§ Task description
Among the entries, which lines carry the string "ΜΑΓΚΙΩΣΗ"? Copy each of them.

* begin Input rows *

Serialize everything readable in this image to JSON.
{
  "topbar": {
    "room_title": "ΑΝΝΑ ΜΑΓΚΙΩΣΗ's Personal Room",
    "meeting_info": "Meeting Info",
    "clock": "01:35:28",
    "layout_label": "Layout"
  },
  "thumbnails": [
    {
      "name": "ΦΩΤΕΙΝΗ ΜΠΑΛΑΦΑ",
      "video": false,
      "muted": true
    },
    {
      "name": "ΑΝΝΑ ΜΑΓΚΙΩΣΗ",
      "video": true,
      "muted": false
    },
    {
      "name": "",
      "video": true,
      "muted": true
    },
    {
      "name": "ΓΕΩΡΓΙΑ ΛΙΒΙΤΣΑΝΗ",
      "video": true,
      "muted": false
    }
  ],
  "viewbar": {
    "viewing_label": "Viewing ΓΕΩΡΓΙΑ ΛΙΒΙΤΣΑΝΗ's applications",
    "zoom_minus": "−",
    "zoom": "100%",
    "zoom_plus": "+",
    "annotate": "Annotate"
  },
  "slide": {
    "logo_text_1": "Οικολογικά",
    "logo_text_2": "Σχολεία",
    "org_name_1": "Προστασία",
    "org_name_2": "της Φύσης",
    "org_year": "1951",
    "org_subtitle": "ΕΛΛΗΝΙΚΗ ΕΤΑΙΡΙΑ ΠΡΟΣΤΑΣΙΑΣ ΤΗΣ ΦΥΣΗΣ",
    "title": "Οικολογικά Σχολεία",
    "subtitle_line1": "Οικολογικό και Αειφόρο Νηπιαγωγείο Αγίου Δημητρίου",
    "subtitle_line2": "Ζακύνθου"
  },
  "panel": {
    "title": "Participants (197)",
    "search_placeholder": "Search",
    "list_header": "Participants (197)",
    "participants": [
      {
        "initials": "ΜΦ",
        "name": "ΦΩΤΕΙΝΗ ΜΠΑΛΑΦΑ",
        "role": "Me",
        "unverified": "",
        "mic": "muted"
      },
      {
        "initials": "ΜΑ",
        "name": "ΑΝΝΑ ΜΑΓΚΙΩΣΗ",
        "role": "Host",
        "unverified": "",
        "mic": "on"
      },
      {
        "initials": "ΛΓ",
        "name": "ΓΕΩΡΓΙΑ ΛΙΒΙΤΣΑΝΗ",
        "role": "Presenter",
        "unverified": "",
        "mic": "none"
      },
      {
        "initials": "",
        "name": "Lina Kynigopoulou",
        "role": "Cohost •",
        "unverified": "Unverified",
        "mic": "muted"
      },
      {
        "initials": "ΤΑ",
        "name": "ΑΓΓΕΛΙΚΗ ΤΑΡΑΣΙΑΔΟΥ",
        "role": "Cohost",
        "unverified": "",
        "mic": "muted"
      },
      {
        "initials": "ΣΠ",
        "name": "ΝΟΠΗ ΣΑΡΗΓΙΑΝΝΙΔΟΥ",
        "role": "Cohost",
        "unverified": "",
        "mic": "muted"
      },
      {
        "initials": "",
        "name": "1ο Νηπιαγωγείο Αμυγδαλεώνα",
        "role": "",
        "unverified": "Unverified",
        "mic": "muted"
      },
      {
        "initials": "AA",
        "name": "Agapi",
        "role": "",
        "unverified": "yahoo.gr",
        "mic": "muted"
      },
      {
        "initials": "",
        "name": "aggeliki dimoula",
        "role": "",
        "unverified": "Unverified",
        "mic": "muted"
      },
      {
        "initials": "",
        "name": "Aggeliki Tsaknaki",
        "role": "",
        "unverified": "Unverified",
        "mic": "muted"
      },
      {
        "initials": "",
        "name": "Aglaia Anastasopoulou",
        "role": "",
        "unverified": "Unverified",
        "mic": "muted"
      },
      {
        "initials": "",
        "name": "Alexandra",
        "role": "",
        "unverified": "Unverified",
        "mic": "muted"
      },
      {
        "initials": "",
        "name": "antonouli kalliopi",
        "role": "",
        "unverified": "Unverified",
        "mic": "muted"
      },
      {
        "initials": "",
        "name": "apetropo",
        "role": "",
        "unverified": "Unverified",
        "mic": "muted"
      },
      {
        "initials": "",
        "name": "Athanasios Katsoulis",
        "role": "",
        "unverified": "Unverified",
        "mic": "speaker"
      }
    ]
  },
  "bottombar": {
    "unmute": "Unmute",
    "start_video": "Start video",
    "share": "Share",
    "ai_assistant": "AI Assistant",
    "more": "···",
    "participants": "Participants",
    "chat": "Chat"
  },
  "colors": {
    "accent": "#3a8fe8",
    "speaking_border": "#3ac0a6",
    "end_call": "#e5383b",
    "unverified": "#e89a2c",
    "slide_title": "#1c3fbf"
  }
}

* end Input rows *

§ Exercise output
    "room_title": "ΑΝΝΑ ΜΑΓΚΙΩΣΗ's Personal Room",
      "name": "ΑΝΝΑ ΜΑΓΚΙΩΣΗ",
        "name": "ΑΝΝΑ ΜΑΓΚΙΩΣΗ",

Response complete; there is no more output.